■ What you will do
From the entries below, copy every line holding the word "Appirits".
++++++
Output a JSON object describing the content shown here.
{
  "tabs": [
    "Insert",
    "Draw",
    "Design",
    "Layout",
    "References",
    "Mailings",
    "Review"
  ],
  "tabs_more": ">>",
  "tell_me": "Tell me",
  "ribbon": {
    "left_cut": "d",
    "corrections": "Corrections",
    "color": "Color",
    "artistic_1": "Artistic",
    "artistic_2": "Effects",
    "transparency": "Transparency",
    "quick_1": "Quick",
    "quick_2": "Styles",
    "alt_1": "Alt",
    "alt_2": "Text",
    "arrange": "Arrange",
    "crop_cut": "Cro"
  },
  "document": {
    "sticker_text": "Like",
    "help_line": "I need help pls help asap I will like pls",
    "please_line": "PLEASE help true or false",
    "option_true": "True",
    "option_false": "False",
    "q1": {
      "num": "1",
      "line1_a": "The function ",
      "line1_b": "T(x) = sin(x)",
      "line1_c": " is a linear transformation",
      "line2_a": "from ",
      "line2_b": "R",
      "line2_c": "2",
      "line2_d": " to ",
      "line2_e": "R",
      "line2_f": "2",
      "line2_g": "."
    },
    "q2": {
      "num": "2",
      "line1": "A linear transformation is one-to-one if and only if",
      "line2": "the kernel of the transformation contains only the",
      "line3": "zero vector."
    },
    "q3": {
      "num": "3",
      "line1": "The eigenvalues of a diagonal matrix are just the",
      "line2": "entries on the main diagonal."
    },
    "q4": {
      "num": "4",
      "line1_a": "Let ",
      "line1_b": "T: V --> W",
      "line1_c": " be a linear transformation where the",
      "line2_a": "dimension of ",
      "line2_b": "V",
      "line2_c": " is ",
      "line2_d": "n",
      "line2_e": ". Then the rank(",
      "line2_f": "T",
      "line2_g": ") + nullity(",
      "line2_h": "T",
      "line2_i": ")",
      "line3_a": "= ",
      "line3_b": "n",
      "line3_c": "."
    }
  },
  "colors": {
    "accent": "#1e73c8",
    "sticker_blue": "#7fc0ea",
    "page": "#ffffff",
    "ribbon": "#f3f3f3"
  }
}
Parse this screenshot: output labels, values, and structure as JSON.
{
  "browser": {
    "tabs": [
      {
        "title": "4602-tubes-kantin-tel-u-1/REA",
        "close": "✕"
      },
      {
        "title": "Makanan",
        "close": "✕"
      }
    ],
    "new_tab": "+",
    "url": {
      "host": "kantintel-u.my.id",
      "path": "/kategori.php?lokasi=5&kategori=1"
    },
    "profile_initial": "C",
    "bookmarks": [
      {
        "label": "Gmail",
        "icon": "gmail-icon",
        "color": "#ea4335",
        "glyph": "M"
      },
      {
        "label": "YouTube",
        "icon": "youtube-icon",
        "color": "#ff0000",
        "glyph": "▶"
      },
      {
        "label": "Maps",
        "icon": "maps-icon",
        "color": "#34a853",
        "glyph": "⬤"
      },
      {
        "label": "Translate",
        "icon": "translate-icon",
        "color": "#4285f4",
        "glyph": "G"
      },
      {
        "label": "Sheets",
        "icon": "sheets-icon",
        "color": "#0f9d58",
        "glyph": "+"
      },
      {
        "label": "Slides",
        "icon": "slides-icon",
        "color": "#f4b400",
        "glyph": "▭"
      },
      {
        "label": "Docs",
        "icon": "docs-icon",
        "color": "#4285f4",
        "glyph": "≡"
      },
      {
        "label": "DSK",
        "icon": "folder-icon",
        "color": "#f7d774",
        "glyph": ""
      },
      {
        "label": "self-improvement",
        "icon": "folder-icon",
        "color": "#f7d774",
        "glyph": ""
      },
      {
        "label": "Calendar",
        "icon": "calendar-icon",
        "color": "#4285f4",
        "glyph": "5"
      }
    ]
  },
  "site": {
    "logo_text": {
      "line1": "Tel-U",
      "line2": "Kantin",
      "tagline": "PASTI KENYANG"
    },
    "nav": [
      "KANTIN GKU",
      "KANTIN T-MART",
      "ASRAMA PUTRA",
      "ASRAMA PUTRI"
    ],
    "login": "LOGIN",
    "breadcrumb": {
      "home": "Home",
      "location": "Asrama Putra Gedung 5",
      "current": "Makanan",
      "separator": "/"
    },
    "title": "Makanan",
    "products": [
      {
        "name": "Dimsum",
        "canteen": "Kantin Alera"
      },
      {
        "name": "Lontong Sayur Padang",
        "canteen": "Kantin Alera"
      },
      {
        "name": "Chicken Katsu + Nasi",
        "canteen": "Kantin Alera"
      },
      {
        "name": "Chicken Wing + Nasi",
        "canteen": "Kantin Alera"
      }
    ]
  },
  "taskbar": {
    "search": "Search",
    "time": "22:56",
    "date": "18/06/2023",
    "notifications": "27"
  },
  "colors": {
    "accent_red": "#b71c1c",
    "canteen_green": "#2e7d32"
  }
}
++++++
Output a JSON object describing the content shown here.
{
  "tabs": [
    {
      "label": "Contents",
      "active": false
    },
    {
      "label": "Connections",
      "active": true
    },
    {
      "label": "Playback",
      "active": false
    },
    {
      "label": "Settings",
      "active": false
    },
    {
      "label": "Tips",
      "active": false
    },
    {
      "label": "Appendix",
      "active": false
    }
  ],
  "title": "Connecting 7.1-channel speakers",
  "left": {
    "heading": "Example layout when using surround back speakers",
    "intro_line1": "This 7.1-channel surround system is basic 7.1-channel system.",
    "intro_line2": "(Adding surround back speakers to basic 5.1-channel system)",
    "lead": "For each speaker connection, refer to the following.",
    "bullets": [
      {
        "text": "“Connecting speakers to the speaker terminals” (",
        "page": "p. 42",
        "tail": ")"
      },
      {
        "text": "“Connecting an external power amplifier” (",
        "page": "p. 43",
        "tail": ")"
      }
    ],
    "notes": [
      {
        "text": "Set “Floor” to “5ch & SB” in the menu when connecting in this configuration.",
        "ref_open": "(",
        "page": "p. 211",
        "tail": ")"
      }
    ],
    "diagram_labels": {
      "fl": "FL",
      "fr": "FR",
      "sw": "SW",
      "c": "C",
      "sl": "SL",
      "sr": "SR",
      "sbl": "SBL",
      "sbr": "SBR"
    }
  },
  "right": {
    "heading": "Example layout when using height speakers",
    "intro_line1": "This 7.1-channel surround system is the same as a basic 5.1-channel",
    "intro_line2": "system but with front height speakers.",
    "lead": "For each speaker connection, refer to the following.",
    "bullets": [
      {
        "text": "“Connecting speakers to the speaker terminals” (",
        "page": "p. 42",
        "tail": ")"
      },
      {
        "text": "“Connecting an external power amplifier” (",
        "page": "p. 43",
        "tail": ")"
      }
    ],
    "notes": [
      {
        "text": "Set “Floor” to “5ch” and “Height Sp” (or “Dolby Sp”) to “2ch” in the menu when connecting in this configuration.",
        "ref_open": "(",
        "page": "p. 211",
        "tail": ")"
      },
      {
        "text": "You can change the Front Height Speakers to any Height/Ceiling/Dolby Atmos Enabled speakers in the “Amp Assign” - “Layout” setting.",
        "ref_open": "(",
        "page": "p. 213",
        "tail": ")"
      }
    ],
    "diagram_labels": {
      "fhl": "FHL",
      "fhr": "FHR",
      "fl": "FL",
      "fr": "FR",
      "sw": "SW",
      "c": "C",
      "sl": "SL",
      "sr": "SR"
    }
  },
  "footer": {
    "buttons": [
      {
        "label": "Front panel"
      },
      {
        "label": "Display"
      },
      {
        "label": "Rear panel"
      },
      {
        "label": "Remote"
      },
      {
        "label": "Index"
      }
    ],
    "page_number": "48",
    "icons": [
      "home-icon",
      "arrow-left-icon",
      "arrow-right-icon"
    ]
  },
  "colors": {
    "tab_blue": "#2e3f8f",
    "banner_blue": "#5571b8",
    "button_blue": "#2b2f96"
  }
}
++++++
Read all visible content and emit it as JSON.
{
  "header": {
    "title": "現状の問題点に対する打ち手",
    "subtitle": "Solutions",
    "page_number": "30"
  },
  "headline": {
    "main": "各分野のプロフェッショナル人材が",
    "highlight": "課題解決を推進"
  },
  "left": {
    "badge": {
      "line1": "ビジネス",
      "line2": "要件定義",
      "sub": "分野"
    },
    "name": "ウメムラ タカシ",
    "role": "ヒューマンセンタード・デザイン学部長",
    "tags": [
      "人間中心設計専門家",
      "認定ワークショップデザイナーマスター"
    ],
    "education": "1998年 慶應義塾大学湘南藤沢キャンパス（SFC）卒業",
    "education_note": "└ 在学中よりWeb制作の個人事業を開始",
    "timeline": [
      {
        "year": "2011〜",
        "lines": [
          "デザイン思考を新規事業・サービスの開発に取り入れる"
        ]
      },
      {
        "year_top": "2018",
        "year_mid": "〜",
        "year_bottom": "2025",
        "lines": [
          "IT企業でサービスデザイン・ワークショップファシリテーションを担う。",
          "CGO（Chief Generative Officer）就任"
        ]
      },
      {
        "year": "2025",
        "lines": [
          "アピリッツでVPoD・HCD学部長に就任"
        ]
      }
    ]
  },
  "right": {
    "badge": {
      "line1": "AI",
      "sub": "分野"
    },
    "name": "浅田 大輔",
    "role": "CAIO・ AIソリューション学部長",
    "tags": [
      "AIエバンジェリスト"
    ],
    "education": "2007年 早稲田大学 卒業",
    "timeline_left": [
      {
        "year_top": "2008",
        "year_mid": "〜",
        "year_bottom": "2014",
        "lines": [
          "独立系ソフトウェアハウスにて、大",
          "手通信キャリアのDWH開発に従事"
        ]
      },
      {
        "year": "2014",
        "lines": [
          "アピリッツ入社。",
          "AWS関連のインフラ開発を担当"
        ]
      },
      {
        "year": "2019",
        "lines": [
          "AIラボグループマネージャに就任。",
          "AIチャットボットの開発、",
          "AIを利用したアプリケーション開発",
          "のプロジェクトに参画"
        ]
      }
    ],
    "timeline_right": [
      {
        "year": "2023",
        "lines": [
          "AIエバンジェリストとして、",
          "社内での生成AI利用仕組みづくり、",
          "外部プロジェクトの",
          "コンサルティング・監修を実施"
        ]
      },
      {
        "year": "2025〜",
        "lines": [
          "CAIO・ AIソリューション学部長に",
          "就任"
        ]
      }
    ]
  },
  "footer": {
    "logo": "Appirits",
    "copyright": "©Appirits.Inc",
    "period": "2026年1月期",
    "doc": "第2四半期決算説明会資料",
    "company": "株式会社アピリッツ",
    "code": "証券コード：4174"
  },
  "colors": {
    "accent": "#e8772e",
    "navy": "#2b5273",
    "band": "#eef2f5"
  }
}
++++++
■ Answer for this exercise
    "logo": "Appirits",
    "copyright": "©Appirits.Inc",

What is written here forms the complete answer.